Stated exercise: Keep only the lines of the data below that contain "Creditor", and copy them.

Source material:
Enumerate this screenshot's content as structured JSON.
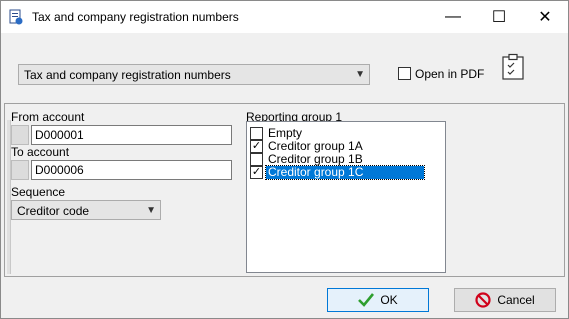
{
  "window": {
    "title": "Tax and company registration numbers",
    "controls": {
      "minimize": "—",
      "maximize": "☐",
      "close": "✕"
    }
  },
  "report_select": {
    "value": "Tax and company registration numbers"
  },
  "open_in_pdf": {
    "label": "Open in PDF",
    "checked": false
  },
  "from_account": {
    "label": "From account",
    "value": "D000001"
  },
  "to_account": {
    "label": "To account",
    "value": "D000006"
  },
  "sequence": {
    "label": "Sequence",
    "value": "Creditor code"
  },
  "reporting_group": {
    "label": "Reporting group 1",
    "items": [
      {
        "label": "Empty",
        "checked": false,
        "selected": false
      },
      {
        "label": "Creditor group 1A",
        "checked": true,
        "selected": false
      },
      {
        "label": "Creditor group 1B",
        "checked": false,
        "selected": false
      },
      {
        "label": "Creditor group 1C",
        "checked": true,
        "selected": true
      }
    ]
  },
  "buttons": {
    "ok_label": "OK",
    "cancel_label": "Cancel"
  },
  "icons": {
    "app": "report-app-icon",
    "clipboard": "clipboard-checklist-icon",
    "ok": "checkmark-icon",
    "cancel": "no-entry-icon"
  },
  "colors": {
    "selection": "#0078d7",
    "ok_icon": "#2e9e2e",
    "cancel_icon": "#d0021b"
  }
}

Result of this task:
    "value": "Creditor code"
        "label": "Creditor group 1A",
        "label": "Creditor group 1B",
        "label": "Creditor group 1C",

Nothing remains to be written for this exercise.